-- TEXT SHOWN --
== Segment start ==

More generally, what matters is how effective density (number
of potentially infective contacts per individual per unit time)
changes with population density. At one extreme, organisms that
increase their interaction rate with density (behaving something like
molecules in a simple chemical reaction) have purely density-dependent
transmission. Organisms that adjust their behavior to keep the number
of interactions the same regardless of population density have purely
frequency-dependent transmission. With frequency-dependent
transmission there is no density threshold; this is one
(ecological) advantage to a parasite of being sexually transmitted
when it lives in a sparse host population. Most organisms (including humans)
are probably somewhere in between, and it is a major unresolved
question exactly how to go about finding the data to answer the
question. It's really important, too, because the change in
interaction with density determines the answer to questions like: is
there a threshold density? Can we eradicate disease through culling
or vaccination? Which strategies are likely to work best?

== Segment end ==

-- RECORDED INFORMATION --
== Segment start ==

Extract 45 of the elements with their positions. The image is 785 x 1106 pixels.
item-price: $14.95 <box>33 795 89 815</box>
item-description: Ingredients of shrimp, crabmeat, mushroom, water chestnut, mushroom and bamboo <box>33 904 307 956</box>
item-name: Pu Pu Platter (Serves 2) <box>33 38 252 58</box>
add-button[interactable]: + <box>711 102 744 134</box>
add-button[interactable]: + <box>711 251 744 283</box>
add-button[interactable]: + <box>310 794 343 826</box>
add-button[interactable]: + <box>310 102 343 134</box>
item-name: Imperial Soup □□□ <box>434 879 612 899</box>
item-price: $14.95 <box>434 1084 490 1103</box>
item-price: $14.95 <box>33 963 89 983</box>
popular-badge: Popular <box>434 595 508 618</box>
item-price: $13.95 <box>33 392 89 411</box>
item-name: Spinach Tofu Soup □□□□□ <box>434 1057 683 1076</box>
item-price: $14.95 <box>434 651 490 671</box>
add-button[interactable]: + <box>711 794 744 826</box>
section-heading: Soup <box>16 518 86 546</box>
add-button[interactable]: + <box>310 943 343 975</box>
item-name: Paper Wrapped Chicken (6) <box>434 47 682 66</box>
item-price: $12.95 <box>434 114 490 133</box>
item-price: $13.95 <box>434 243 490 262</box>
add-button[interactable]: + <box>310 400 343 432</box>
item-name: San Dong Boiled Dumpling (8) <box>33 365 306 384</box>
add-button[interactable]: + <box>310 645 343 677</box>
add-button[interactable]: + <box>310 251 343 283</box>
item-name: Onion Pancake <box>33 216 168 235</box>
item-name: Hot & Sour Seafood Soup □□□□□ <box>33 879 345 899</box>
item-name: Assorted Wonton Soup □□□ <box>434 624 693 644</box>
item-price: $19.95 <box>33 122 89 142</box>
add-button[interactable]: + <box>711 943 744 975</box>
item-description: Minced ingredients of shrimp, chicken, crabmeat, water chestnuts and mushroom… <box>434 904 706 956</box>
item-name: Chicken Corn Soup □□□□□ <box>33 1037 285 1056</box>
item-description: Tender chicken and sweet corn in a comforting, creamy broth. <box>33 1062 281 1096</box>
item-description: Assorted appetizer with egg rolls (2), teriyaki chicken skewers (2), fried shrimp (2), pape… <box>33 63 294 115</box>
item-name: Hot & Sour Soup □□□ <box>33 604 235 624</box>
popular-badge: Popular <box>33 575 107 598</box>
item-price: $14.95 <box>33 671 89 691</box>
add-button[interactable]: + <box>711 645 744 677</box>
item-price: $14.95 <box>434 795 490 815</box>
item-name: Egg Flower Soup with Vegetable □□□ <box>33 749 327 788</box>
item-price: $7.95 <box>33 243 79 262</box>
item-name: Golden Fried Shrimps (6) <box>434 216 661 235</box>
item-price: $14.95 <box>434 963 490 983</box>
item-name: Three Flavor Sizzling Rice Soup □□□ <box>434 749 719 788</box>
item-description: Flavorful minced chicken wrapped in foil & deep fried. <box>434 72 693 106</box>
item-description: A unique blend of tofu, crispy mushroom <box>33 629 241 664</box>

== Segment end ==

-- ACTIVITY A --
Translate this sentence from the passage on disease transmission into Spanish: "Organisms that adjust their behavior to keep the number of interactions the same regardless of population density have purely frequency-dependent transmission."
-- ACTIVITY B --
Answer from the passage on disease transmission:
(i) What is effective density defined as?
(ii) Which kind of transmission has no density threshold?
(iii) Where do most organisms, including humans, probably fall between the two extremes?
-- ACTIVITY C --
Rewrite the paragraph of the passage on disease transmission that begins "More generally, what matters" as a short bulleted list that keeps its main facts.
The entries have nothing to do with the passage on disease transmission.

-- TASK SOLUTION A --
Los organismos que ajustan su comportamiento para mantener el mismo número de interacciones independientemente de la densidad de población tienen una transmisión puramente dependiente de la frecuencia.

-- TASK SOLUTION B --
(i) The number of potentially infective contacts per individual per unit time.
(ii) Frequency-dependent transmission.
(iii) Somewhere in between.

-- TASK SOLUTION C --
- What matters is how effective density (potentially infective contacts per individual per unit time) changes with population density.
- Organisms whose interaction rate rises with density have purely density-dependent transmission.
- Organisms that keep their number of interactions constant regardless of density have purely frequency-dependent transmission.
- Frequency-dependent transmission has no density threshold, which gives a sexually transmitted parasite an ecological advantage in a sparse host population.
- Most organisms, including humans, probably fall in between, and how to find the data to settle this is a major unresolved question.
- The answer determines whether there is a threshold density, whether culling or vaccination can eradicate disease, and which strategies are likely to work best.